AIM OF THE TASK:
All the entries need to be quoted exactly, apart from the pictures, which you should drop.

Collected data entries
**********
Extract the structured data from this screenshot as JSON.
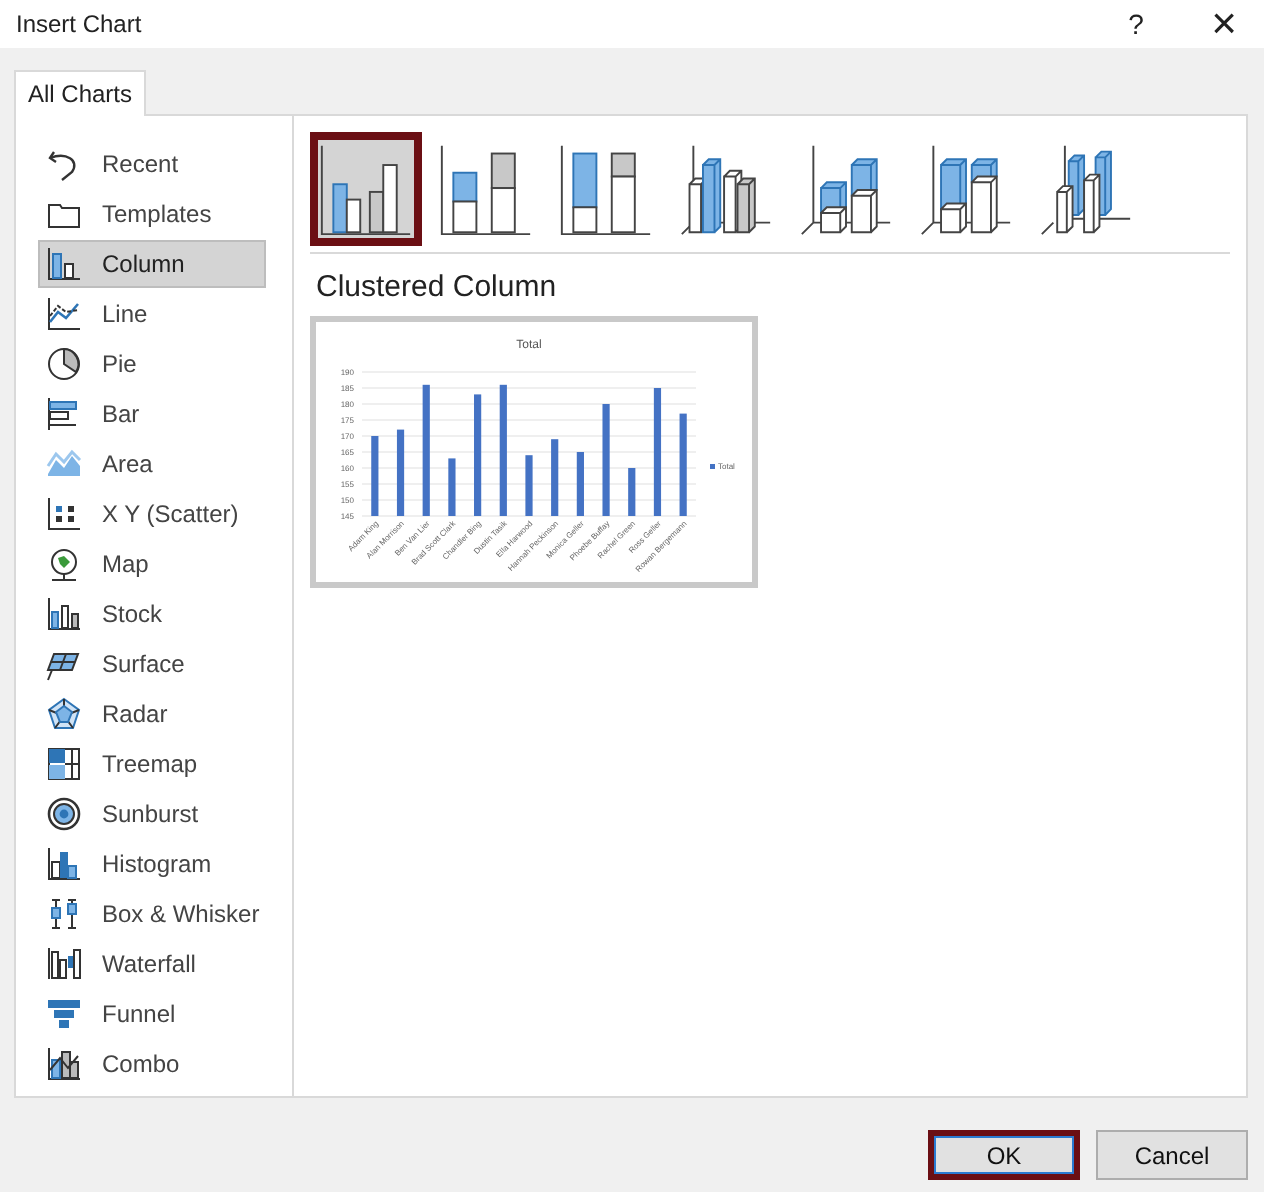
{
  "window": {
    "title": "Insert Chart",
    "help": "?",
    "close": "×"
  },
  "tabs": [
    {
      "label": "All Charts",
      "selected": true
    }
  ],
  "sidebar": {
    "items": [
      {
        "label": "Recent",
        "selected": false
      },
      {
        "label": "Templates",
        "selected": false
      },
      {
        "label": "Column",
        "selected": true
      },
      {
        "label": "Line",
        "selected": false
      },
      {
        "label": "Pie",
        "selected": false
      },
      {
        "label": "Bar",
        "selected": false
      },
      {
        "label": "Area",
        "selected": false
      },
      {
        "label": "X Y (Scatter)",
        "selected": false
      },
      {
        "label": "Map",
        "selected": false
      },
      {
        "label": "Stock",
        "selected": false
      },
      {
        "label": "Surface",
        "selected": false
      },
      {
        "label": "Radar",
        "selected": false
      },
      {
        "label": "Treemap",
        "selected": false
      },
      {
        "label": "Sunburst",
        "selected": false
      },
      {
        "label": "Histogram",
        "selected": false
      },
      {
        "label": "Box & Whisker",
        "selected": false
      },
      {
        "label": "Waterfall",
        "selected": false
      },
      {
        "label": "Funnel",
        "selected": false
      },
      {
        "label": "Combo",
        "selected": false
      }
    ]
  },
  "subtypes": [
    {
      "selected": true
    },
    {
      "selected": false
    },
    {
      "selected": false
    },
    {
      "selected": false
    },
    {
      "selected": false
    },
    {
      "selected": false
    },
    {
      "selected": false
    }
  ],
  "preview": {
    "heading": "Clustered Column",
    "chart_data": {
      "type": "bar",
      "title": "Total",
      "categories": [
        "Adam King",
        "Alan Morrison",
        "Ben Van Lier",
        "Brad Scott Clark",
        "Chandler Bing",
        "Dustin Tasik",
        "Ella Harwood",
        "Hannah Peckinson",
        "Monica Geller",
        "Phoebe Buffay",
        "Rachel Green",
        "Ross Geller",
        "Rowan Bergemann"
      ],
      "series": [
        {
          "name": "Total",
          "color": "#4472c4",
          "values": [
            170,
            172,
            186,
            163,
            183,
            186,
            164,
            169,
            165,
            180,
            160,
            185,
            177
          ]
        }
      ],
      "grid": true,
      "ylim": [
        145,
        190
      ],
      "yticks": [
        145,
        150,
        155,
        160,
        165,
        170,
        175,
        180,
        185,
        190
      ]
    }
  },
  "buttons": [
    {
      "label": "OK",
      "kind": "primary"
    },
    {
      "label": "Cancel",
      "kind": "normal"
    }
  ]
}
**********
SOLUTION FOR THIS TASK:
Extract the structured data from this screenshot as JSON.
{
  "window": {
    "title": "Insert Chart",
    "help": "?",
    "close": "×"
  },
  "tabs": [
    {
      "label": "All Charts",
      "selected": true
    }
  ],
  "sidebar": {
    "items": [
      {
        "label": "Recent",
        "selected": false
      },
      {
        "label": "Templates",
        "selected": false
      },
      {
        "label": "Column",
        "selected": true
      },
      {
        "label": "Line",
        "selected": false
      },
      {
        "label": "Pie",
        "selected": false
      },
      {
        "label": "Bar",
        "selected": false
      },
      {
        "label": "Area",
        "selected": false
      },
      {
        "label": "X Y (Scatter)",
        "selected": false
      },
      {
        "label": "Map",
        "selected": false
      },
      {
        "label": "Stock",
        "selected": false
      },
      {
        "label": "Surface",
        "selected": false
      },
      {
        "label": "Radar",
        "selected": false
      },
      {
        "label": "Treemap",
        "selected": false
      },
      {
        "label": "Sunburst",
        "selected": false
      },
      {
        "label": "Histogram",
        "selected": false
      },
      {
        "label": "Box & Whisker",
        "selected": false
      },
      {
        "label": "Waterfall",
        "selected": false
      },
      {
        "label": "Funnel",
        "selected": false
      },
      {
        "label": "Combo",
        "selected": false
      }
    ]
  },
  "subtypes": [
    {
      "selected": true
    },
    {
      "selected": false
    },
    {
      "selected": false
    },
    {
      "selected": false
    },
    {
      "selected": false
    },
    {
      "selected": false
    },
    {
      "selected": false
    }
  ],
  "preview": {
    "heading": "Clustered Column",
    "chart_data": {
      "type": "bar",
      "title": "Total",
      "categories": [
        "Adam King",
        "Alan Morrison",
        "Ben Van Lier",
        "Brad Scott Clark",
        "Chandler Bing",
        "Dustin Tasik",
        "Ella Harwood",
        "Hannah Peckinson",
        "Monica Geller",
        "Phoebe Buffay",
        "Rachel Green",
        "Ross Geller",
        "Rowan Bergemann"
      ],
      "series": [
        {
          "name": "Total",
          "color": "#4472c4",
          "values": [
            170,
            172,
            186,
            163,
            183,
            186,
            164,
            169,
            165,
            180,
            160,
            185,
            177
          ]
        }
      ],
      "grid": true,
      "ylim": [
        145,
        190
      ],
      "yticks": [
        145,
        150,
        155,
        160,
        165,
        170,
        175,
        180,
        185,
        190
      ]
    }
  },
  "buttons": [
    {
      "label": "OK",
      "kind": "primary"
    },
    {
      "label": "Cancel",
      "kind": "normal"
    }
  ]
}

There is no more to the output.